> **MATERIAL FOR THE TASK**:
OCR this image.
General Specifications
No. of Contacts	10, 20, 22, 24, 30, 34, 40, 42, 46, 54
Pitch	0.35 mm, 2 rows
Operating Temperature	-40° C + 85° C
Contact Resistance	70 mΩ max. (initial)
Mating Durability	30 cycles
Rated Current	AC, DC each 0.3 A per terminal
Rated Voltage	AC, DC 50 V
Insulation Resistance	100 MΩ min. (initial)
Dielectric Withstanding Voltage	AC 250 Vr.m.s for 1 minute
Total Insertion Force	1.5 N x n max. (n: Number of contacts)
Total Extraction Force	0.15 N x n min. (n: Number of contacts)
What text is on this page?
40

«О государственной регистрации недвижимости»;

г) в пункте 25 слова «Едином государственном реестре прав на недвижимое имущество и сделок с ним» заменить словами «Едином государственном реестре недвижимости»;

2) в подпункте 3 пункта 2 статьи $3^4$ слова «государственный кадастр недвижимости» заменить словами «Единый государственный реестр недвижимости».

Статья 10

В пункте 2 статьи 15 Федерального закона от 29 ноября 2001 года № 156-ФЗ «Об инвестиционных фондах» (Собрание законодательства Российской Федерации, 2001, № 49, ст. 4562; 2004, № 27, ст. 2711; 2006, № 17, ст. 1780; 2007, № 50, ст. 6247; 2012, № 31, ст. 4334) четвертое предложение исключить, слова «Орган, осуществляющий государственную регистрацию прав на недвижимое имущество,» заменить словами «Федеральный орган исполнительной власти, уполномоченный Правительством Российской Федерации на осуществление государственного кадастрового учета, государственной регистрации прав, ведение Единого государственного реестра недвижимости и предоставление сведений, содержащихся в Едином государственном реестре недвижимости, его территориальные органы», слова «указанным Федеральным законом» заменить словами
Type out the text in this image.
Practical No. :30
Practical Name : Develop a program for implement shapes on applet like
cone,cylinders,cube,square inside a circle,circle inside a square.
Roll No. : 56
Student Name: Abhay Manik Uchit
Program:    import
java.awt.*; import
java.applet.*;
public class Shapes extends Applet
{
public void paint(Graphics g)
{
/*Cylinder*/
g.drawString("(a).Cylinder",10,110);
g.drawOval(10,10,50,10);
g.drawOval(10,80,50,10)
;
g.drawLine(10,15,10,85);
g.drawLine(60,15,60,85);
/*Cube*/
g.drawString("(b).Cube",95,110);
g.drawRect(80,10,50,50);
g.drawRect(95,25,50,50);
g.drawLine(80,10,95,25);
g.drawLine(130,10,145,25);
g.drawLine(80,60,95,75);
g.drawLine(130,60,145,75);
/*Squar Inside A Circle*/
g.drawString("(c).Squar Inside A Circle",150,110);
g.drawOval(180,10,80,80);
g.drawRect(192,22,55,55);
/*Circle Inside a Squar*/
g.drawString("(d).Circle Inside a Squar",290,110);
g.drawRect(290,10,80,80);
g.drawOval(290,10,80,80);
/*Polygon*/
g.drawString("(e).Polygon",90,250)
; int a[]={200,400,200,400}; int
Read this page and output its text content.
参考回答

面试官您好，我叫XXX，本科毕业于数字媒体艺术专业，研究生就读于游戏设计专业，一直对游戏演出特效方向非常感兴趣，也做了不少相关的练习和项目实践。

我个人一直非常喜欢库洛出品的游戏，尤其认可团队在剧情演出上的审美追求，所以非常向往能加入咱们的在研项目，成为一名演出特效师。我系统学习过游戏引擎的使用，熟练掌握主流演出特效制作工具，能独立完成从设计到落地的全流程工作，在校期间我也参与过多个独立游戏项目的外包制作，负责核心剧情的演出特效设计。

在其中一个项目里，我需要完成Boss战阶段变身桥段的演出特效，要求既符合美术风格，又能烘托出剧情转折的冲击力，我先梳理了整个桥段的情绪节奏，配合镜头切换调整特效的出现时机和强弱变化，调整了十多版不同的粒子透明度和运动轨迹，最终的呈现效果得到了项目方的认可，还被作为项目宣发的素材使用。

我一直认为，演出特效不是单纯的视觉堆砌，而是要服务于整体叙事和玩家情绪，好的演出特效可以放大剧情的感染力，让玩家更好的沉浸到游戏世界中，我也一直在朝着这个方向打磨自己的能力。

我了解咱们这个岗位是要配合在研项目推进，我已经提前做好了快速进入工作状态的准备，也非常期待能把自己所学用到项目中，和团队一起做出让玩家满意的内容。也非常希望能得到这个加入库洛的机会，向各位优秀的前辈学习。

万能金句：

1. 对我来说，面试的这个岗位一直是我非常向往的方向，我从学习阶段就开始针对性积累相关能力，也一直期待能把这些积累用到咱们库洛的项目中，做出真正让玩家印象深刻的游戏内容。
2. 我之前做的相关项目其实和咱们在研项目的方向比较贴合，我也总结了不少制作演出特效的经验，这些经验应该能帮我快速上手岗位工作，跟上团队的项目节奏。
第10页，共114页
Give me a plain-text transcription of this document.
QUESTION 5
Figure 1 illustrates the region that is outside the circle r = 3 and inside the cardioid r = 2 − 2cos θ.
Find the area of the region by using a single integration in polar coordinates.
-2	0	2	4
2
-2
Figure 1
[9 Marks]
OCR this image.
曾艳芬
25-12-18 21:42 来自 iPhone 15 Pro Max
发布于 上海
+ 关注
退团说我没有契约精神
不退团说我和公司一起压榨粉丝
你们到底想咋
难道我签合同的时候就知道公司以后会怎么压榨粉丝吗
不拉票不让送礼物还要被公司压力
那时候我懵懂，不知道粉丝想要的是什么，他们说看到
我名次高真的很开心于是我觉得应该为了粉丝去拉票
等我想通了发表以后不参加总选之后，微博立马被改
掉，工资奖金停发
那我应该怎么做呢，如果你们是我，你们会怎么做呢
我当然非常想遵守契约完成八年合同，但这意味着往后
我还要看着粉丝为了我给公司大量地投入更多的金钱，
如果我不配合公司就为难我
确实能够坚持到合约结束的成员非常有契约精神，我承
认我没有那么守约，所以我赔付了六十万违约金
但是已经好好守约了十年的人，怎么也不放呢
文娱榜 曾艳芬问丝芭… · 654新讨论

> **JOB**: Find the word "Number" in the data and copy out each line where it turns up.

> **RESULT BELOW**:
Total Insertion Force	1.5 N x n max. (n: Number of contacts)
Total Extraction Force	0.15 N x n min. (n: Number of contacts)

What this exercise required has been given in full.